### Do this
Repeat the listing in full. Nothing may be added or left out.

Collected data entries
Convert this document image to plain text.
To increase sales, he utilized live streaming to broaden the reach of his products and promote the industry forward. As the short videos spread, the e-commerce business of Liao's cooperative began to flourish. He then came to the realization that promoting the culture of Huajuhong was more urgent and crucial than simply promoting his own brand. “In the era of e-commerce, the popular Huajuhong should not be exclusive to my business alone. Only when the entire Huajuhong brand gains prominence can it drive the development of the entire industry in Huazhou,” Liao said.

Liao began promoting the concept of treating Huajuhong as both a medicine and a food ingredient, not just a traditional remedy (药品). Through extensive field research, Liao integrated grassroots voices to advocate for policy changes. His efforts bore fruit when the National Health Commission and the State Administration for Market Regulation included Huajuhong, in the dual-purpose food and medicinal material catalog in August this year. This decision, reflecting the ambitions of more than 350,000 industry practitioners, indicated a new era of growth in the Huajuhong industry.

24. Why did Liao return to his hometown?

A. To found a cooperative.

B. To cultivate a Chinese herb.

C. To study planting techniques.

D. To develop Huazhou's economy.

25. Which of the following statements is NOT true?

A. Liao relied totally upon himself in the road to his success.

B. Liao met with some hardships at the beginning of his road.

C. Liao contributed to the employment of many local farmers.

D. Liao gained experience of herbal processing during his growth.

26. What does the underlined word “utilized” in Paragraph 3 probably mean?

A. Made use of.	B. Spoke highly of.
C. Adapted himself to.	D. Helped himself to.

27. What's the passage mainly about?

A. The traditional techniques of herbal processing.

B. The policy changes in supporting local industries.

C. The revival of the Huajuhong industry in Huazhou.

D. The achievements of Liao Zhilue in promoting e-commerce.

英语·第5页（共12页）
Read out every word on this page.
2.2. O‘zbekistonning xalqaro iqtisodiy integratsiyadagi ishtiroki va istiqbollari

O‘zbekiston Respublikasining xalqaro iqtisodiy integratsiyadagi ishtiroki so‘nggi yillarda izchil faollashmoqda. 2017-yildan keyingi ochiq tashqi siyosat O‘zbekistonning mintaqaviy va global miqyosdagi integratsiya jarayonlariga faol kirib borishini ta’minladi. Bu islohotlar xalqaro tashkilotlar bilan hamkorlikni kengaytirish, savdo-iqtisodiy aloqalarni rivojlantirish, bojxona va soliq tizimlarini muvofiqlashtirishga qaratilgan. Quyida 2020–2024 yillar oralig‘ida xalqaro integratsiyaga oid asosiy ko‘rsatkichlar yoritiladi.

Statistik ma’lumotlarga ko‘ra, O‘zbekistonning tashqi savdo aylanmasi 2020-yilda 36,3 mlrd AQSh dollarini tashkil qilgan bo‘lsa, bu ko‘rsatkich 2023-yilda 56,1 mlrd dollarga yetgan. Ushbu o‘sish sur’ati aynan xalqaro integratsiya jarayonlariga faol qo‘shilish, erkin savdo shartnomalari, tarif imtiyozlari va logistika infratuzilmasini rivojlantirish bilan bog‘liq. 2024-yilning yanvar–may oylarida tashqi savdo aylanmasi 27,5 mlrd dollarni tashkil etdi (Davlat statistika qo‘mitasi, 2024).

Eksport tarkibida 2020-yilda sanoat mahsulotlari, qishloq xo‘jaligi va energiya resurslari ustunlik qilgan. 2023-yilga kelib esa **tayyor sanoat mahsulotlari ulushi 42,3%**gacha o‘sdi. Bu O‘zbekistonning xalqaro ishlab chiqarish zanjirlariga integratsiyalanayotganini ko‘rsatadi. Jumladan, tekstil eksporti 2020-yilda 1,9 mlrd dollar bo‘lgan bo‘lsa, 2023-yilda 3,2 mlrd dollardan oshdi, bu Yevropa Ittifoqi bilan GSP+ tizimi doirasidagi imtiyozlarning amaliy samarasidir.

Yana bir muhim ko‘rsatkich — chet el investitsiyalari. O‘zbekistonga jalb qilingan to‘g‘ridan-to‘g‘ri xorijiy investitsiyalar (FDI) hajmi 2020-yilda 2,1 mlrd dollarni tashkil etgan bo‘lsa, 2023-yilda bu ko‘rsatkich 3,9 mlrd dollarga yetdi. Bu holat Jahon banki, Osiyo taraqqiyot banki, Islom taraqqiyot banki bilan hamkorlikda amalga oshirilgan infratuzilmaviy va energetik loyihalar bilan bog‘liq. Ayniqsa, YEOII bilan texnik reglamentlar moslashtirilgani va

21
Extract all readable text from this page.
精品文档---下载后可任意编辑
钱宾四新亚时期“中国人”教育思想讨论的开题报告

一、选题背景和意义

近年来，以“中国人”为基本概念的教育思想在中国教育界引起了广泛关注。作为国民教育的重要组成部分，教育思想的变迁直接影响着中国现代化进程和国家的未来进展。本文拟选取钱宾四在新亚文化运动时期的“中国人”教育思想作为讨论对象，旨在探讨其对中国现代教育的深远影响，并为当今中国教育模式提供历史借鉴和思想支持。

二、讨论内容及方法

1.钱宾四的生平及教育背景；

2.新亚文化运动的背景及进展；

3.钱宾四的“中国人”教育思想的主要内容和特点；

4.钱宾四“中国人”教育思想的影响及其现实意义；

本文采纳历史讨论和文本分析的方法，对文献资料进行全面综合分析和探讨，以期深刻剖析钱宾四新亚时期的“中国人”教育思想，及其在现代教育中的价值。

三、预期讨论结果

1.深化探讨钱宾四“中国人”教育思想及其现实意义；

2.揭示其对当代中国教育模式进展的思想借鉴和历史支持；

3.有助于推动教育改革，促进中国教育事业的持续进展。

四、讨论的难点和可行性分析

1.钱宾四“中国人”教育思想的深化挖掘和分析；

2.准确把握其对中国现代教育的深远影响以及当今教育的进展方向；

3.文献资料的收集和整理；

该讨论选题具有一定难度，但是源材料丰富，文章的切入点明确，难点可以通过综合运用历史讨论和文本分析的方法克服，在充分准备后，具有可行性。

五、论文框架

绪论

### Expected answer
Convert this document image to plain text.
To increase sales, he utilized live streaming to broaden the reach of his products and promote the industry forward. As the short videos spread, the e-commerce business of Liao's cooperative began to flourish. He then came to the realization that promoting the culture of Huajuhong was more urgent and crucial than simply promoting his own brand. “In the era of e-commerce, the popular Huajuhong should not be exclusive to my business alone. Only when the entire Huajuhong brand gains prominence can it drive the development of the entire industry in Huazhou,” Liao said.

Liao began promoting the concept of treating Huajuhong as both a medicine and a food ingredient, not just a traditional remedy (药品). Through extensive field research, Liao integrated grassroots voices to advocate for policy changes. His efforts bore fruit when the National Health Commission and the State Administration for Market Regulation included Huajuhong, in the dual-purpose food and medicinal material catalog in August this year. This decision, reflecting the ambitions of more than 350,000 industry practitioners, indicated a new era of growth in the Huajuhong industry.

24. Why did Liao return to his hometown?

A. To found a cooperative.

B. To cultivate a Chinese herb.

C. To study planting techniques.

D. To develop Huazhou's economy.

25. Which of the following statements is NOT true?

A. Liao relied totally upon himself in the road to his success.

B. Liao met with some hardships at the beginning of his road.

C. Liao contributed to the employment of many local farmers.

D. Liao gained experience of herbal processing during his growth.

26. What does the underlined word “utilized” in Paragraph 3 probably mean?

A. Made use of.	B. Spoke highly of.
C. Adapted himself to.	D. Helped himself to.

27. What's the passage mainly about?

A. The traditional techniques of herbal processing.

B. The policy changes in supporting local industries.

C. The revival of the Huajuhong industry in Huazhou.

D. The achievements of Liao Zhilue in promoting e-commerce.

英语·第5页（共12页）
Read out every word on this page.
2.2. O‘zbekistonning xalqaro iqtisodiy integratsiyadagi ishtiroki va istiqbollari

O‘zbekiston Respublikasining xalqaro iqtisodiy integratsiyadagi ishtiroki so‘nggi yillarda izchil faollashmoqda. 2017-yildan keyingi ochiq tashqi siyosat O‘zbekistonning mintaqaviy va global miqyosdagi integratsiya jarayonlariga faol kirib borishini ta’minladi. Bu islohotlar xalqaro tashkilotlar bilan hamkorlikni kengaytirish, savdo-iqtisodiy aloqalarni rivojlantirish, bojxona va soliq tizimlarini muvofiqlashtirishga qaratilgan. Quyida 2020–2024 yillar oralig‘ida xalqaro integratsiyaga oid asosiy ko‘rsatkichlar yoritiladi.

Statistik ma’lumotlarga ko‘ra, O‘zbekistonning tashqi savdo aylanmasi 2020-yilda 36,3 mlrd AQSh dollarini tashkil qilgan bo‘lsa, bu ko‘rsatkich 2023-yilda 56,1 mlrd dollarga yetgan. Ushbu o‘sish sur’ati aynan xalqaro integratsiya jarayonlariga faol qo‘shilish, erkin savdo shartnomalari, tarif imtiyozlari va logistika infratuzilmasini rivojlantirish bilan bog‘liq. 2024-yilning yanvar–may oylarida tashqi savdo aylanmasi 27,5 mlrd dollarni tashkil etdi (Davlat statistika qo‘mitasi, 2024).

Eksport tarkibida 2020-yilda sanoat mahsulotlari, qishloq xo‘jaligi va energiya resurslari ustunlik qilgan. 2023-yilga kelib esa **tayyor sanoat mahsulotlari ulushi 42,3%**gacha o‘sdi. Bu O‘zbekistonning xalqaro ishlab chiqarish zanjirlariga integratsiyalanayotganini ko‘rsatadi. Jumladan, tekstil eksporti 2020-yilda 1,9 mlrd dollar bo‘lgan bo‘lsa, 2023-yilda 3,2 mlrd dollardan oshdi, bu Yevropa Ittifoqi bilan GSP+ tizimi doirasidagi imtiyozlarning amaliy samarasidir.

Yana bir muhim ko‘rsatkich — chet el investitsiyalari. O‘zbekistonga jalb qilingan to‘g‘ridan-to‘g‘ri xorijiy investitsiyalar (FDI) hajmi 2020-yilda 2,1 mlrd dollarni tashkil etgan bo‘lsa, 2023-yilda bu ko‘rsatkich 3,9 mlrd dollarga yetdi. Bu holat Jahon banki, Osiyo taraqqiyot banki, Islom taraqqiyot banki bilan hamkorlikda amalga oshirilgan infratuzilmaviy va energetik loyihalar bilan bog‘liq. Ayniqsa, YEOII bilan texnik reglamentlar moslashtirilgani va

21
Extract all readable text from this page.
精品文档---下载后可任意编辑
钱宾四新亚时期“中国人”教育思想讨论的开题报告

一、选题背景和意义

近年来，以“中国人”为基本概念的教育思想在中国教育界引起了广泛关注。作为国民教育的重要组成部分，教育思想的变迁直接影响着中国现代化进程和国家的未来进展。本文拟选取钱宾四在新亚文化运动时期的“中国人”教育思想作为讨论对象，旨在探讨其对中国现代教育的深远影响，并为当今中国教育模式提供历史借鉴和思想支持。

二、讨论内容及方法

1.钱宾四的生平及教育背景；

2.新亚文化运动的背景及进展；

3.钱宾四的“中国人”教育思想的主要内容和特点；

4.钱宾四“中国人”教育思想的影响及其现实意义；

本文采纳历史讨论和文本分析的方法，对文献资料进行全面综合分析和探讨，以期深刻剖析钱宾四新亚时期的“中国人”教育思想，及其在现代教育中的价值。

三、预期讨论结果

1.深化探讨钱宾四“中国人”教育思想及其现实意义；

2.揭示其对当代中国教育模式进展的思想借鉴和历史支持；

3.有助于推动教育改革，促进中国教育事业的持续进展。

四、讨论的难点和可行性分析

1.钱宾四“中国人”教育思想的深化挖掘和分析；

2.准确把握其对中国现代教育的深远影响以及当今教育的进展方向；

3.文献资料的收集和整理；

该讨论选题具有一定难度，但是源材料丰富，文章的切入点明确，难点可以通过综合运用历史讨论和文本分析的方法克服，在充分准备后，具有可行性。

五、论文框架

绪论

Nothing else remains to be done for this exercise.